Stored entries
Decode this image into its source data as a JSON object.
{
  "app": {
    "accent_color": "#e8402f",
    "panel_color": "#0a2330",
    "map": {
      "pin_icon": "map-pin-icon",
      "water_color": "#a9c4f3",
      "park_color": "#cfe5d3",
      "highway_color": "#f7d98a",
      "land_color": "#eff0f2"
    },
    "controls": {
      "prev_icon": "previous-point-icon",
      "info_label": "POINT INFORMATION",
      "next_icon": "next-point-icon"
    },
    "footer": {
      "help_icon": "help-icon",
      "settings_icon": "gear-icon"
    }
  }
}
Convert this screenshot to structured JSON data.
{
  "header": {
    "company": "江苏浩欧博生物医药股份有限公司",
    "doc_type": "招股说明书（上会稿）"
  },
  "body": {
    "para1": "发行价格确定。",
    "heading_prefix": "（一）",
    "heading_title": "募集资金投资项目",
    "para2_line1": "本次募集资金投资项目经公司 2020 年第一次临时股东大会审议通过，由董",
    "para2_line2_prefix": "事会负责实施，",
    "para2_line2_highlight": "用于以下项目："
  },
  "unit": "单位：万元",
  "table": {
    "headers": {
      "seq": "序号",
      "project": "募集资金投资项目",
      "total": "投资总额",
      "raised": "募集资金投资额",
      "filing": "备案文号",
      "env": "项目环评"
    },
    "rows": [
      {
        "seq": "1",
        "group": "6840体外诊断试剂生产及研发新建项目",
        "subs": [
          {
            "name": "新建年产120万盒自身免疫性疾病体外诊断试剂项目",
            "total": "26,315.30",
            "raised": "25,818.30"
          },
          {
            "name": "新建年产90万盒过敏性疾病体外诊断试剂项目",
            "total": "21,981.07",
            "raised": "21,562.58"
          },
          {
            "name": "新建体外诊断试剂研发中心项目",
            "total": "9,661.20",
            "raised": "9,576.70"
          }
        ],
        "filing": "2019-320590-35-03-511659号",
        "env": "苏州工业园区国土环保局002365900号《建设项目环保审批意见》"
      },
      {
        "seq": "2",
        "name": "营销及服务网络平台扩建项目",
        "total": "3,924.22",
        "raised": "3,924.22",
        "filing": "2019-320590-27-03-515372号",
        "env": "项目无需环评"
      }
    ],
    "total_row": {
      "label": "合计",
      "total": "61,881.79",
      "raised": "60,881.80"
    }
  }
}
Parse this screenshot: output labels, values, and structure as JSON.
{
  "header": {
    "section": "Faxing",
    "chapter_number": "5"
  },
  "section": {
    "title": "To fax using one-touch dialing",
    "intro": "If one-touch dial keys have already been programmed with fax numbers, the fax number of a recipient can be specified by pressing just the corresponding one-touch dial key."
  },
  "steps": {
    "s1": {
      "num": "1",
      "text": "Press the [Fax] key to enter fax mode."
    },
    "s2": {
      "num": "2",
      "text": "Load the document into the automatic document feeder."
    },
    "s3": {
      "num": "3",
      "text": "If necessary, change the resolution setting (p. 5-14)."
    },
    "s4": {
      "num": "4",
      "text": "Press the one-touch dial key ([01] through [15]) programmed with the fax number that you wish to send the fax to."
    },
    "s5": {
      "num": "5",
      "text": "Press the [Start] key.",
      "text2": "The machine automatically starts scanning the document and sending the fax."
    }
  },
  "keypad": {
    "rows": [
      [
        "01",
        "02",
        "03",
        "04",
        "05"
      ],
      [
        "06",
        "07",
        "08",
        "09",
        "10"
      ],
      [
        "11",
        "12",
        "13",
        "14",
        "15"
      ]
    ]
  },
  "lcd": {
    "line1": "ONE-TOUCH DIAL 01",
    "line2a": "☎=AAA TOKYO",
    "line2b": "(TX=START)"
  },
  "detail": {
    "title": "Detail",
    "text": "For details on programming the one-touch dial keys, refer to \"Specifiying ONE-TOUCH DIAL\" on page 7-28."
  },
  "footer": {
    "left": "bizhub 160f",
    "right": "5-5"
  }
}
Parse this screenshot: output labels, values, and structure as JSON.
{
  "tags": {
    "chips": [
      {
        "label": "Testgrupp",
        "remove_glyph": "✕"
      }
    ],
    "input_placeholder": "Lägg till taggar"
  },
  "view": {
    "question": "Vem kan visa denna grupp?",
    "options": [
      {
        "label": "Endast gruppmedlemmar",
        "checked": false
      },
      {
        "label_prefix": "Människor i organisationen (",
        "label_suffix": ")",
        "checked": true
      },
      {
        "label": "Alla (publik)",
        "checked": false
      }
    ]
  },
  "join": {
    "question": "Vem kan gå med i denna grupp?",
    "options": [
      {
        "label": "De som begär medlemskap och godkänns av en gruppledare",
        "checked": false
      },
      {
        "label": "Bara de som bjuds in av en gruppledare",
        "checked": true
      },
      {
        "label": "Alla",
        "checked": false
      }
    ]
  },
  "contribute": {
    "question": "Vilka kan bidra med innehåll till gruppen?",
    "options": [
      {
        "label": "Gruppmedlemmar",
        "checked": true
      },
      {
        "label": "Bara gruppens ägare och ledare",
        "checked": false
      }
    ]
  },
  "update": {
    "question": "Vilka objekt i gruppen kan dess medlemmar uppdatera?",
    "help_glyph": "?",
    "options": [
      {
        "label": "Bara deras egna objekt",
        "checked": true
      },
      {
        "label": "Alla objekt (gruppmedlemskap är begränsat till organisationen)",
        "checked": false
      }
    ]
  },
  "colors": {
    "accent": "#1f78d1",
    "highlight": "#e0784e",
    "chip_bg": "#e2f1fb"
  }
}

— Task brief —
All of the records must be retyped exactly as they are.

— Full response —
Decode this image into its source data as a JSON object.
{
  "app": {
    "accent_color": "#e8402f",
    "panel_color": "#0a2330",
    "map": {
      "pin_icon": "map-pin-icon",
      "water_color": "#a9c4f3",
      "park_color": "#cfe5d3",
      "highway_color": "#f7d98a",
      "land_color": "#eff0f2"
    },
    "controls": {
      "prev_icon": "previous-point-icon",
      "info_label": "POINT INFORMATION",
      "next_icon": "next-point-icon"
    },
    "footer": {
      "help_icon": "help-icon",
      "settings_icon": "gear-icon"
    }
  }
}
Convert this screenshot to structured JSON data.
{
  "header": {
    "company": "江苏浩欧博生物医药股份有限公司",
    "doc_type": "招股说明书（上会稿）"
  },
  "body": {
    "para1": "发行价格确定。",
    "heading_prefix": "（一）",
    "heading_title": "募集资金投资项目",
    "para2_line1": "本次募集资金投资项目经公司 2020 年第一次临时股东大会审议通过，由董",
    "para2_line2_prefix": "事会负责实施，",
    "para2_line2_highlight": "用于以下项目："
  },
  "unit": "单位：万元",
  "table": {
    "headers": {
      "seq": "序号",
      "project": "募集资金投资项目",
      "total": "投资总额",
      "raised": "募集资金投资额",
      "filing": "备案文号",
      "env": "项目环评"
    },
    "rows": [
      {
        "seq": "1",
        "group": "6840体外诊断试剂生产及研发新建项目",
        "subs": [
          {
            "name": "新建年产120万盒自身免疫性疾病体外诊断试剂项目",
            "total": "26,315.30",
            "raised": "25,818.30"
          },
          {
            "name": "新建年产90万盒过敏性疾病体外诊断试剂项目",
            "total": "21,981.07",
            "raised": "21,562.58"
          },
          {
            "name": "新建体外诊断试剂研发中心项目",
            "total": "9,661.20",
            "raised": "9,576.70"
          }
        ],
        "filing": "2019-320590-35-03-511659号",
        "env": "苏州工业园区国土环保局002365900号《建设项目环保审批意见》"
      },
      {
        "seq": "2",
        "name": "营销及服务网络平台扩建项目",
        "total": "3,924.22",
        "raised": "3,924.22",
        "filing": "2019-320590-27-03-515372号",
        "env": "项目无需环评"
      }
    ],
    "total_row": {
      "label": "合计",
      "total": "61,881.79",
      "raised": "60,881.80"
    }
  }
}
Parse this screenshot: output labels, values, and structure as JSON.
{
  "header": {
    "section": "Faxing",
    "chapter_number": "5"
  },
  "section": {
    "title": "To fax using one-touch dialing",
    "intro": "If one-touch dial keys have already been programmed with fax numbers, the fax number of a recipient can be specified by pressing just the corresponding one-touch dial key."
  },
  "steps": {
    "s1": {
      "num": "1",
      "text": "Press the [Fax] key to enter fax mode."
    },
    "s2": {
      "num": "2",
      "text": "Load the document into the automatic document feeder."
    },
    "s3": {
      "num": "3",
      "text": "If necessary, change the resolution setting (p. 5-14)."
    },
    "s4": {
      "num": "4",
      "text": "Press the one-touch dial key ([01] through [15]) programmed with the fax number that you wish to send the fax to."
    },
    "s5": {
      "num": "5",
      "text": "Press the [Start] key.",
      "text2": "The machine automatically starts scanning the document and sending the fax."
    }
  },
  "keypad": {
    "rows": [
      [
        "01",
        "02",
        "03",
        "04",
        "05"
      ],
      [
        "06",
        "07",
        "08",
        "09",
        "10"
      ],
      [
        "11",
        "12",
        "13",
        "14",
        "15"
      ]
    ]
  },
  "lcd": {
    "line1": "ONE-TOUCH DIAL 01",
    "line2a": "☎=AAA TOKYO",
    "line2b": "(TX=START)"
  },
  "detail": {
    "title": "Detail",
    "text": "For details on programming the one-touch dial keys, refer to \"Specifiying ONE-TOUCH DIAL\" on page 7-28."
  },
  "footer": {
    "left": "bizhub 160f",
    "right": "5-5"
  }
}
Parse this screenshot: output labels, values, and structure as JSON.
{
  "tags": {
    "chips": [
      {
        "label": "Testgrupp",
        "remove_glyph": "✕"
      }
    ],
    "input_placeholder": "Lägg till taggar"
  },
  "view": {
    "question": "Vem kan visa denna grupp?",
    "options": [
      {
        "label": "Endast gruppmedlemmar",
        "checked": false
      },
      {
        "label_prefix": "Människor i organisationen (",
        "label_suffix": ")",
        "checked": true
      },
      {
        "label": "Alla (publik)",
        "checked": false
      }
    ]
  },
  "join": {
    "question": "Vem kan gå med i denna grupp?",
    "options": [
      {
        "label": "De som begär medlemskap och godkänns av en gruppledare",
        "checked": false
      },
      {
        "label": "Bara de som bjuds in av en gruppledare",
        "checked": true
      },
      {
        "label": "Alla",
        "checked": false
      }
    ]
  },
  "contribute": {
    "question": "Vilka kan bidra med innehåll till gruppen?",
    "options": [
      {
        "label": "Gruppmedlemmar",
        "checked": true
      },
      {
        "label": "Bara gruppens ägare och ledare",
        "checked": false
      }
    ]
  },
  "update": {
    "question": "Vilka objekt i gruppen kan dess medlemmar uppdatera?",
    "help_glyph": "?",
    "options": [
      {
        "label": "Bara deras egna objekt",
        "checked": true
      },
      {
        "label": "Alla objekt (gruppmedlemskap är begränsat till organisationen)",
        "checked": false
      }
    ]
  },
  "colors": {
    "accent": "#1f78d1",
    "highlight": "#e0784e",
    "chip_bg": "#e2f1fb"
  }
}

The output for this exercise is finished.